**YOUR TASK**
Locate and copy all lines bearing the word "company".

**AVAILABLE DATA**
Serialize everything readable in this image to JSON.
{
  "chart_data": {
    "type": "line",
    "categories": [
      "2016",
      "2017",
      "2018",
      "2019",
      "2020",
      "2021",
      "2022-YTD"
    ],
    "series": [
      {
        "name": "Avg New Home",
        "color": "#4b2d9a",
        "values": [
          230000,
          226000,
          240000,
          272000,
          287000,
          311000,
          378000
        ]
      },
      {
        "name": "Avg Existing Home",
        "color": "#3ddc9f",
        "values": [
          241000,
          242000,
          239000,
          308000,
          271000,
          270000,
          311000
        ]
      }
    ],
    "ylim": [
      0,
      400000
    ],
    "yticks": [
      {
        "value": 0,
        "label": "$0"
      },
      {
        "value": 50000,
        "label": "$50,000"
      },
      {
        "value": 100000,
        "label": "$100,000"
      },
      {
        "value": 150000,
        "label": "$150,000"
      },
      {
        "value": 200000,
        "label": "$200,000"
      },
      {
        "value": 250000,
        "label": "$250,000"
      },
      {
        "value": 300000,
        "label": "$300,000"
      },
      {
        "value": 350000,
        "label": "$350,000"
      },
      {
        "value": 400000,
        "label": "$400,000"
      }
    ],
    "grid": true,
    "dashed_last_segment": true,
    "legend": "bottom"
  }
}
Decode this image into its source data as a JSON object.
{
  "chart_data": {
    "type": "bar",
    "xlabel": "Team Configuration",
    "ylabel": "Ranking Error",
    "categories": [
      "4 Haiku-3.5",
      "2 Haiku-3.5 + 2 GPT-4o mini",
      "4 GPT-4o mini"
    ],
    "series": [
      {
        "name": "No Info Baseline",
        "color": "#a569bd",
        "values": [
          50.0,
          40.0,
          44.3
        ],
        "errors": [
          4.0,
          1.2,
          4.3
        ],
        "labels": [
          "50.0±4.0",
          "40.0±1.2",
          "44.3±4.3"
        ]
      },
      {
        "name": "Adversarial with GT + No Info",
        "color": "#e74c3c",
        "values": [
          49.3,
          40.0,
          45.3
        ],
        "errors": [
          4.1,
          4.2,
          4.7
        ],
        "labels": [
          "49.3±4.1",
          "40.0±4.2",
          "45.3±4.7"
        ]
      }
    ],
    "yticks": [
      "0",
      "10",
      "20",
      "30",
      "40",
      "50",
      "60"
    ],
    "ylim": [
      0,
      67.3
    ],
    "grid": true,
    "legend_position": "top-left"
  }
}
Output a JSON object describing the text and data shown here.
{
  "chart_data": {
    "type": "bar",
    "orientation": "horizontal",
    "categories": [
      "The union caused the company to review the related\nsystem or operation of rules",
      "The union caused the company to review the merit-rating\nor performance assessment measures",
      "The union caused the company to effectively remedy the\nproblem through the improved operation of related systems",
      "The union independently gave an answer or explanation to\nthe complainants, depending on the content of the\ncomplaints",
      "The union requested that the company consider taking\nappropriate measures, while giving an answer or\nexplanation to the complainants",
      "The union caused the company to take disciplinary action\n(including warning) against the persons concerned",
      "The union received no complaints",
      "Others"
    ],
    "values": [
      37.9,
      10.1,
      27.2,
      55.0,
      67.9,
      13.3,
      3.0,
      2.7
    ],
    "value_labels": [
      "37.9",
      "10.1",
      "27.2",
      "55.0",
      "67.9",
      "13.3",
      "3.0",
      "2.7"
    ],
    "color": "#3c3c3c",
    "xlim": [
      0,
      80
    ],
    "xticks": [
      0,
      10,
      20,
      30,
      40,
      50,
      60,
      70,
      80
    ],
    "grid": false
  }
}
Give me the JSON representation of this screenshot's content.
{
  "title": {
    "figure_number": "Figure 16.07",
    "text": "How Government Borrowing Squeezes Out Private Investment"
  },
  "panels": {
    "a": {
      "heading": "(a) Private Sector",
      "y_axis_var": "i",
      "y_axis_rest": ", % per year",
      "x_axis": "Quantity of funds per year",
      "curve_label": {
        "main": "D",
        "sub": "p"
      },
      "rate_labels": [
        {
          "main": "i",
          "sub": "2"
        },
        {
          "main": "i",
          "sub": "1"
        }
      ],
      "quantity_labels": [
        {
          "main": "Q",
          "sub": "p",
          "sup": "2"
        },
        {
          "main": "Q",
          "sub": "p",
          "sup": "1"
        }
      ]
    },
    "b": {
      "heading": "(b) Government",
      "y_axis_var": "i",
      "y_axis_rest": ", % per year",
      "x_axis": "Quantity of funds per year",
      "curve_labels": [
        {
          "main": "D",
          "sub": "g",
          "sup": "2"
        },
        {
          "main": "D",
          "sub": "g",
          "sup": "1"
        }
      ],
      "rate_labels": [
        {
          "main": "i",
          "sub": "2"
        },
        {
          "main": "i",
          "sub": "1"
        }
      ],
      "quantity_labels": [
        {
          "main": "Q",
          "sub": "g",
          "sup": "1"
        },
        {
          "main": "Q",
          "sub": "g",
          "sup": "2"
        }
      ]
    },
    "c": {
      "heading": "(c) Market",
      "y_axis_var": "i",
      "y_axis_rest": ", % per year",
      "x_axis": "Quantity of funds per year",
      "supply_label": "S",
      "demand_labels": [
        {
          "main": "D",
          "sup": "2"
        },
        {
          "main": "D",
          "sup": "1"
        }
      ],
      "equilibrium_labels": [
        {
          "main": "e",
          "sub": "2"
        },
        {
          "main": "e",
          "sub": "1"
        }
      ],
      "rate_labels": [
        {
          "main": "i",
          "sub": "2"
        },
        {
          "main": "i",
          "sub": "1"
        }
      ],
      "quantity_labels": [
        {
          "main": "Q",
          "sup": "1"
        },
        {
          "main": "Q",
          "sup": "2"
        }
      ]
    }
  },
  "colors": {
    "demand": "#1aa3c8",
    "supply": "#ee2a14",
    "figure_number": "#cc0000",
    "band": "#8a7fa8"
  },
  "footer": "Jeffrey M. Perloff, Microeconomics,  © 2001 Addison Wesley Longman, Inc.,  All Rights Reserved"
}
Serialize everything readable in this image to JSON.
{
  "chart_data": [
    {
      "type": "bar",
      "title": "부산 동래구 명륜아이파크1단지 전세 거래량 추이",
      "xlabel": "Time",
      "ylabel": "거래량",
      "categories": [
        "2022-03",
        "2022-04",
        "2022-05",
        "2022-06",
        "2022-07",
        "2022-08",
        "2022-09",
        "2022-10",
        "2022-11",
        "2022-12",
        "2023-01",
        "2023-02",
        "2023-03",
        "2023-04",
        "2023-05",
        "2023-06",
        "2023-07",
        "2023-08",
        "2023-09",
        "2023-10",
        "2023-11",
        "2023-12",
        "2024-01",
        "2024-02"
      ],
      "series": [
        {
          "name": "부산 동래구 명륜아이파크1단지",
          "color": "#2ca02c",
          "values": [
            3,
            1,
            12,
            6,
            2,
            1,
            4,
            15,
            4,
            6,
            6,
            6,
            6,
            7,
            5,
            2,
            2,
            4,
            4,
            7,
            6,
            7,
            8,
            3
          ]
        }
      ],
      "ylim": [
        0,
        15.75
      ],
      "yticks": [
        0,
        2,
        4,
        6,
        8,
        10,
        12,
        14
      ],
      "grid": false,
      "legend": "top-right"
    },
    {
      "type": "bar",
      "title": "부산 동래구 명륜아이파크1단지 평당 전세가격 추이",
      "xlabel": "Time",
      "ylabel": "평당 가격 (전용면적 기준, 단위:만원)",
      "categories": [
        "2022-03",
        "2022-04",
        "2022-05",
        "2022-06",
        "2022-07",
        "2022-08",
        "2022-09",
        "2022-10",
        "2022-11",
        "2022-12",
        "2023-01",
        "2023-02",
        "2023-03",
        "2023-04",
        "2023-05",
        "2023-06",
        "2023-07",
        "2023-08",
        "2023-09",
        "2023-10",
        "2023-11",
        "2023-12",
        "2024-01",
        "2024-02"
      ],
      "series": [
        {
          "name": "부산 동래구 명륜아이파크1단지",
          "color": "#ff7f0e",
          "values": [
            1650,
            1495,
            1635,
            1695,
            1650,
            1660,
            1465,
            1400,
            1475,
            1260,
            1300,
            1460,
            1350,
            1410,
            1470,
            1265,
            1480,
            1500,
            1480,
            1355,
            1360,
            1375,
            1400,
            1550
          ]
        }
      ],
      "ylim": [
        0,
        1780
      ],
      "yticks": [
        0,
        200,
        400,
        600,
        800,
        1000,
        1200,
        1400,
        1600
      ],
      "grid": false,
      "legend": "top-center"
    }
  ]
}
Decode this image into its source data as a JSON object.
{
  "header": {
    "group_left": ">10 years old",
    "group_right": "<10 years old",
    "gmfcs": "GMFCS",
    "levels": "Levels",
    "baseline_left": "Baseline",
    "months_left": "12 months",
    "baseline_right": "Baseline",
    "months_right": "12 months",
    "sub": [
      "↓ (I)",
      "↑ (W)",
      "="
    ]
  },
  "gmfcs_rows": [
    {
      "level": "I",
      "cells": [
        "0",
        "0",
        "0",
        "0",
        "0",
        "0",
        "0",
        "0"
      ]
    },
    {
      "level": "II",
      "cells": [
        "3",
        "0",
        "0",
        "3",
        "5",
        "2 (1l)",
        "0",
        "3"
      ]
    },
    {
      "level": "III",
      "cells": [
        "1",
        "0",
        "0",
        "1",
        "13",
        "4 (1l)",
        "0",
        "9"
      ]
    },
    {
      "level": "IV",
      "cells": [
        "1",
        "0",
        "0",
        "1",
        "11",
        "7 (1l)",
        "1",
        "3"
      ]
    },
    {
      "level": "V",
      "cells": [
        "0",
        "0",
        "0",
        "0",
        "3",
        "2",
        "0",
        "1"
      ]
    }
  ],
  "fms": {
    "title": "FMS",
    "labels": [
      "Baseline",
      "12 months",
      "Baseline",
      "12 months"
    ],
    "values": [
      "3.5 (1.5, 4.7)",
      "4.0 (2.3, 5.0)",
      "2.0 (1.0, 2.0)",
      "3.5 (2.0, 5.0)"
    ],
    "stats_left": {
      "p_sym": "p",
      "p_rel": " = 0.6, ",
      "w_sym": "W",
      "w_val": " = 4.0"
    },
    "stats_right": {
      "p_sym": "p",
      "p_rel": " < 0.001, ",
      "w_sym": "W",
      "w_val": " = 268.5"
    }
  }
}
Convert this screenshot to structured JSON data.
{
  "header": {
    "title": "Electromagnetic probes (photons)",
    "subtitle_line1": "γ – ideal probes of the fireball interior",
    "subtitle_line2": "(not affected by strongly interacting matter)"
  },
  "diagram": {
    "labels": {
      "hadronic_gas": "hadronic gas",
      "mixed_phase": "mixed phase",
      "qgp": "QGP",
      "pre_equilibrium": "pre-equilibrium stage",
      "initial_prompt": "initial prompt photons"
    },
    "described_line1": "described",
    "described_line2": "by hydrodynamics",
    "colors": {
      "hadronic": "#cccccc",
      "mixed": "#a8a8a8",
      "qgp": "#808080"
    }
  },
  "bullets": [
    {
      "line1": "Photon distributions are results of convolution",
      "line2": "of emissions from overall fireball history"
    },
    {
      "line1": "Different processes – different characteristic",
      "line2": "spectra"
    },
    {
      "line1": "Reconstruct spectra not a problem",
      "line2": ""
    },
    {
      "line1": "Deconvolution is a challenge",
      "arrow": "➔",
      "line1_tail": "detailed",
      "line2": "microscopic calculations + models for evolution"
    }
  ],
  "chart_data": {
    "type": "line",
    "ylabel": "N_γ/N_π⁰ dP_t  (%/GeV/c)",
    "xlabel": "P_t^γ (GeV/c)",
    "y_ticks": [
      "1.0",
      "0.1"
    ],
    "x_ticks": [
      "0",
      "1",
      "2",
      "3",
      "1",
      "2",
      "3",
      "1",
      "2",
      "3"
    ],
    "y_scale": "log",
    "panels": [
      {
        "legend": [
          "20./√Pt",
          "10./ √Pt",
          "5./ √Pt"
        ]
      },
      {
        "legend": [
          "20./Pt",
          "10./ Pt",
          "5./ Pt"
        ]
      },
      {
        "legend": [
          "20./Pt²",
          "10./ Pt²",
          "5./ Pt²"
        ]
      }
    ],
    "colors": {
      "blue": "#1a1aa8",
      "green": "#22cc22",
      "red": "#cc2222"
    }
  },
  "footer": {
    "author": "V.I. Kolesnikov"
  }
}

**RESULT OF THIS TASK**
      "The union caused the company to review the related\nsystem or operation of rules",
      "The union caused the company to review the merit-rating\nor performance assessment measures",
      "The union caused the company to effectively remedy the\nproblem through the improved operation of related systems",
      "The union requested that the company consider taking\nappropriate measures, while giving an answer or\nexplanation to the complainants",
      "The union caused the company to take disciplinary action\n(including warning) against the persons concerned",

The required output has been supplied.